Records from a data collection
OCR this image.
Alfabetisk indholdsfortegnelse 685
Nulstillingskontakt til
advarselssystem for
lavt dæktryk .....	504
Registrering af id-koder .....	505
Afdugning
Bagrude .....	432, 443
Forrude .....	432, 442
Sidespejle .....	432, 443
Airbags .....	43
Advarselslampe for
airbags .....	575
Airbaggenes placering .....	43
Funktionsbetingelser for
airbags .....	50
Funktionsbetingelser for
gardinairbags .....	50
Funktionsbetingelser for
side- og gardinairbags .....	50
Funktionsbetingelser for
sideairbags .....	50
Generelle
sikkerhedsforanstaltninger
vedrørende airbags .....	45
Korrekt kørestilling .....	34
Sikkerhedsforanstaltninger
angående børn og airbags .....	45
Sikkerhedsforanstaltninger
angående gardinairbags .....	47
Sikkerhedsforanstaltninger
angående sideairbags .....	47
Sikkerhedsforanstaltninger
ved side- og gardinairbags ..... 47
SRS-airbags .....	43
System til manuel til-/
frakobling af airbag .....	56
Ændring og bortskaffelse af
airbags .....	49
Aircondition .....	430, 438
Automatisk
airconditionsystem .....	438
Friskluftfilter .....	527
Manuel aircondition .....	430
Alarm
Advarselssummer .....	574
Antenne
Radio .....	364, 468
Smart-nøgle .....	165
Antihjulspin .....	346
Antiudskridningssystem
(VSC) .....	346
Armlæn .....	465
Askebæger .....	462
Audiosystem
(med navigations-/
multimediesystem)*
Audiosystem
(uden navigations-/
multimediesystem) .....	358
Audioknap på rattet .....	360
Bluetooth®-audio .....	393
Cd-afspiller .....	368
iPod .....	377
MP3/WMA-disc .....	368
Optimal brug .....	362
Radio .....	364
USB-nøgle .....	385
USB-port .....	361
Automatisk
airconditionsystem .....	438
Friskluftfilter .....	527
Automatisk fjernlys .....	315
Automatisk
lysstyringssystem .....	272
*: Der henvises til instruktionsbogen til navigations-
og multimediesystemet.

● **WHAT TO PRODUCE**
Look through the entries and find each line that has the string "navigations". Copy those lines.

● **EXERCISE RESPONSE**
(med navigations-/
(uden navigations-/
*: Der henvises til instruktionsbogen til navigations-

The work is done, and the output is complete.